▸ **The exercise**: The records that follow must be repeated verbatim, every one of them.

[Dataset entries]
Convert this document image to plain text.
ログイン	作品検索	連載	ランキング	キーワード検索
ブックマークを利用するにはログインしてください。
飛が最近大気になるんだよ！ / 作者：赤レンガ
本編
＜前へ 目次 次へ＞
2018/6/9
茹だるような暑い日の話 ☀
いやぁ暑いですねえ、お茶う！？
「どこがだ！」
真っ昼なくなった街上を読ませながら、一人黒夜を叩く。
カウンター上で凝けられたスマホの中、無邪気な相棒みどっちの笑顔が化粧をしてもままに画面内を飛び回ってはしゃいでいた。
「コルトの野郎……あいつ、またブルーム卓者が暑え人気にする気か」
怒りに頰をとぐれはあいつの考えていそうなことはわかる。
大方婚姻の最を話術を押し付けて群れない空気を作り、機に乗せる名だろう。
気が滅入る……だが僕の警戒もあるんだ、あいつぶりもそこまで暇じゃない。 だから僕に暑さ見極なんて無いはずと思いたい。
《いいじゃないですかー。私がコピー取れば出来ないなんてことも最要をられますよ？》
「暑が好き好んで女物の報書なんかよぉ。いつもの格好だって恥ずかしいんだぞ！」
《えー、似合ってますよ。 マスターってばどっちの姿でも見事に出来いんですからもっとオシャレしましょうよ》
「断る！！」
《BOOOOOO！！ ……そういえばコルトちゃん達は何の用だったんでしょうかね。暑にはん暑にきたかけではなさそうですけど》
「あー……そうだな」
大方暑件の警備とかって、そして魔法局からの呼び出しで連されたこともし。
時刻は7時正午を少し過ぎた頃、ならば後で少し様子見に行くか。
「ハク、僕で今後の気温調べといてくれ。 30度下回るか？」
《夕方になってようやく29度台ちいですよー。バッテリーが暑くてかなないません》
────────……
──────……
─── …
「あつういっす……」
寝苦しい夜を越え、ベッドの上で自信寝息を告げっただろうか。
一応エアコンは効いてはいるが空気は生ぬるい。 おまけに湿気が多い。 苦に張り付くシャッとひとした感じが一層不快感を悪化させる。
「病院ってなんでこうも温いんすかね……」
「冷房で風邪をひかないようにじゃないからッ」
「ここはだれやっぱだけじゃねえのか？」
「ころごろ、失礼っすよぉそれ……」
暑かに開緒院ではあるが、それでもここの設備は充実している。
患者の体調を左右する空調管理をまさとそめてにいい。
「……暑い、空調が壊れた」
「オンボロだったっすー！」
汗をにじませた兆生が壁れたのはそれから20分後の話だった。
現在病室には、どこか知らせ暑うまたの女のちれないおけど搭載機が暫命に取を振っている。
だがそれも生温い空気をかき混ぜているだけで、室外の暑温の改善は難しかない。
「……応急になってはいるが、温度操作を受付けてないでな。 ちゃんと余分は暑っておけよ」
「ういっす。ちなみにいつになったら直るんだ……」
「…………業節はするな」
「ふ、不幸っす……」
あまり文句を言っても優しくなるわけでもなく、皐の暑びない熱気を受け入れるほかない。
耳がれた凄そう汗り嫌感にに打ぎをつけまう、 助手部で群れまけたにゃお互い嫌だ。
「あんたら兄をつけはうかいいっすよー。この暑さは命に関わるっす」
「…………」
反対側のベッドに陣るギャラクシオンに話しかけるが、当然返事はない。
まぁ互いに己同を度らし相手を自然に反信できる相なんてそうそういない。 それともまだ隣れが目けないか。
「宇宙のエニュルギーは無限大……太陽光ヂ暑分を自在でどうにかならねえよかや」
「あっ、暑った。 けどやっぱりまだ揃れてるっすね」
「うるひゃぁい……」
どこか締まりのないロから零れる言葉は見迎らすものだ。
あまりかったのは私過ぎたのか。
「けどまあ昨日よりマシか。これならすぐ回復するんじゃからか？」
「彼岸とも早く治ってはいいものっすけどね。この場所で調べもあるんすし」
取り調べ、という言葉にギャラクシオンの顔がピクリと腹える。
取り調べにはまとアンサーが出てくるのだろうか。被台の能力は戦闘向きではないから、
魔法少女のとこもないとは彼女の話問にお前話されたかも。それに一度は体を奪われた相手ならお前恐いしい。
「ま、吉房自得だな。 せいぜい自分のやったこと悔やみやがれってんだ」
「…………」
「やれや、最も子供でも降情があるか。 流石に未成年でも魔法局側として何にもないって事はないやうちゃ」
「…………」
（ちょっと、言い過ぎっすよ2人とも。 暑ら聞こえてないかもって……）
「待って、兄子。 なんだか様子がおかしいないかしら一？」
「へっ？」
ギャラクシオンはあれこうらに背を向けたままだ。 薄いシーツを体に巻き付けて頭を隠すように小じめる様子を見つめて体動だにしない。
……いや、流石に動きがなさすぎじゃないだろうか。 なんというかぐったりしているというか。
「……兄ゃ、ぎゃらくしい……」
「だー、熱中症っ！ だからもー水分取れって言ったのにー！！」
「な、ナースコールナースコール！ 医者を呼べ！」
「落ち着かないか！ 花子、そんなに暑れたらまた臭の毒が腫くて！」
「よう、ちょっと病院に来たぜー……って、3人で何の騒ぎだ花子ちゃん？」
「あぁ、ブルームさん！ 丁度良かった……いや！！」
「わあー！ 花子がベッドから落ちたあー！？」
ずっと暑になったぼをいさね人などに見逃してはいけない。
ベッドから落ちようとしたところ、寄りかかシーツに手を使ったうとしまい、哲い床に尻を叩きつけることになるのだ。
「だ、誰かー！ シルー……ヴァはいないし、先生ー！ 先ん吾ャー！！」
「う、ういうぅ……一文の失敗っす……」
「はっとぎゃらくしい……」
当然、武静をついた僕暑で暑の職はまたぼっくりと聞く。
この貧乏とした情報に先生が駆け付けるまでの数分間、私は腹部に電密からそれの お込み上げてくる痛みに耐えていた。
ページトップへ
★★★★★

▸ **Written answer**:
Convert this document image to plain text.
ログイン	作品検索	連載	ランキング	キーワード検索
ブックマークを利用するにはログインしてください。
飛が最近大気になるんだよ！ / 作者：赤レンガ
本編
＜前へ 目次 次へ＞
2018/6/9
茹だるような暑い日の話 ☀
いやぁ暑いですねえ、お茶う！？
「どこがだ！」
真っ昼なくなった街上を読ませながら、一人黒夜を叩く。
カウンター上で凝けられたスマホの中、無邪気な相棒みどっちの笑顔が化粧をしてもままに画面内を飛び回ってはしゃいでいた。
「コルトの野郎……あいつ、またブルーム卓者が暑え人気にする気か」
怒りに頰をとぐれはあいつの考えていそうなことはわかる。
大方婚姻の最を話術を押し付けて群れない空気を作り、機に乗せる名だろう。
気が滅入る……だが僕の警戒もあるんだ、あいつぶりもそこまで暇じゃない。 だから僕に暑さ見極なんて無いはずと思いたい。
《いいじゃないですかー。私がコピー取れば出来ないなんてことも最要をられますよ？》
「暑が好き好んで女物の報書なんかよぉ。いつもの格好だって恥ずかしいんだぞ！」
《えー、似合ってますよ。 マスターってばどっちの姿でも見事に出来いんですからもっとオシャレしましょうよ》
「断る！！」
《BOOOOOO！！ ……そういえばコルトちゃん達は何の用だったんでしょうかね。暑にはん暑にきたかけではなさそうですけど》
「あー……そうだな」
大方暑件の警備とかって、そして魔法局からの呼び出しで連されたこともし。
時刻は7時正午を少し過ぎた頃、ならば後で少し様子見に行くか。
「ハク、僕で今後の気温調べといてくれ。 30度下回るか？」
《夕方になってようやく29度台ちいですよー。バッテリーが暑くてかなないません》
────────……
──────……
─── …
「あつういっす……」
寝苦しい夜を越え、ベッドの上で自信寝息を告げっただろうか。
一応エアコンは効いてはいるが空気は生ぬるい。 おまけに湿気が多い。 苦に張り付くシャッとひとした感じが一層不快感を悪化させる。
「病院ってなんでこうも温いんすかね……」
「冷房で風邪をひかないようにじゃないからッ」
「ここはだれやっぱだけじゃねえのか？」
「ころごろ、失礼っすよぉそれ……」
暑かに開緒院ではあるが、それでもここの設備は充実している。
患者の体調を左右する空調管理をまさとそめてにいい。
「……暑い、空調が壊れた」
「オンボロだったっすー！」
汗をにじませた兆生が壁れたのはそれから20分後の話だった。
現在病室には、どこか知らせ暑うまたの女のちれないおけど搭載機が暫命に取を振っている。
だがそれも生温い空気をかき混ぜているだけで、室外の暑温の改善は難しかない。
「……応急になってはいるが、温度操作を受付けてないでな。 ちゃんと余分は暑っておけよ」
「ういっす。ちなみにいつになったら直るんだ……」
「…………業節はするな」
「ふ、不幸っす……」
あまり文句を言っても優しくなるわけでもなく、皐の暑びない熱気を受け入れるほかない。
耳がれた凄そう汗り嫌感にに打ぎをつけまう、 助手部で群れまけたにゃお互い嫌だ。
「あんたら兄をつけはうかいいっすよー。この暑さは命に関わるっす」
「…………」
反対側のベッドに陣るギャラクシオンに話しかけるが、当然返事はない。
まぁ互いに己同を度らし相手を自然に反信できる相なんてそうそういない。 それともまだ隣れが目けないか。
「宇宙のエニュルギーは無限大……太陽光ヂ暑分を自在でどうにかならねえよかや」
「あっ、暑った。 けどやっぱりまだ揃れてるっすね」
「うるひゃぁい……」
どこか締まりのないロから零れる言葉は見迎らすものだ。
あまりかったのは私過ぎたのか。
「けどまあ昨日よりマシか。これならすぐ回復するんじゃからか？」
「彼岸とも早く治ってはいいものっすけどね。この場所で調べもあるんすし」
取り調べ、という言葉にギャラクシオンの顔がピクリと腹える。
取り調べにはまとアンサーが出てくるのだろうか。被台の能力は戦闘向きではないから、
魔法少女のとこもないとは彼女の話問にお前話されたかも。それに一度は体を奪われた相手ならお前恐いしい。
「ま、吉房自得だな。 せいぜい自分のやったこと悔やみやがれってんだ」
「…………」
「やれや、最も子供でも降情があるか。 流石に未成年でも魔法局側として何にもないって事はないやうちゃ」
「…………」
（ちょっと、言い過ぎっすよ2人とも。 暑ら聞こえてないかもって……）
「待って、兄子。 なんだか様子がおかしいないかしら一？」
「へっ？」
ギャラクシオンはあれこうらに背を向けたままだ。 薄いシーツを体に巻き付けて頭を隠すように小じめる様子を見つめて体動だにしない。
……いや、流石に動きがなさすぎじゃないだろうか。 なんというかぐったりしているというか。
「……兄ゃ、ぎゃらくしい……」
「だー、熱中症っ！ だからもー水分取れって言ったのにー！！」
「な、ナースコールナースコール！ 医者を呼べ！」
「落ち着かないか！ 花子、そんなに暑れたらまた臭の毒が腫くて！」
「よう、ちょっと病院に来たぜー……って、3人で何の騒ぎだ花子ちゃん？」
「あぁ、ブルームさん！ 丁度良かった……いや！！」
「わあー！ 花子がベッドから落ちたあー！？」
ずっと暑になったぼをいさね人などに見逃してはいけない。
ベッドから落ちようとしたところ、寄りかかシーツに手を使ったうとしまい、哲い床に尻を叩きつけることになるのだ。
「だ、誰かー！ シルー……ヴァはいないし、先生ー！ 先ん吾ャー！！」
「う、ういうぅ……一文の失敗っす……」
「はっとぎゃらくしい……」
当然、武静をついた僕暑で暑の職はまたぼっくりと聞く。
この貧乏とした情報に先生が駆け付けるまでの数分間、私は腹部に電密からそれの お込み上げてくる痛みに耐えていた。
ページトップへ
★★★★★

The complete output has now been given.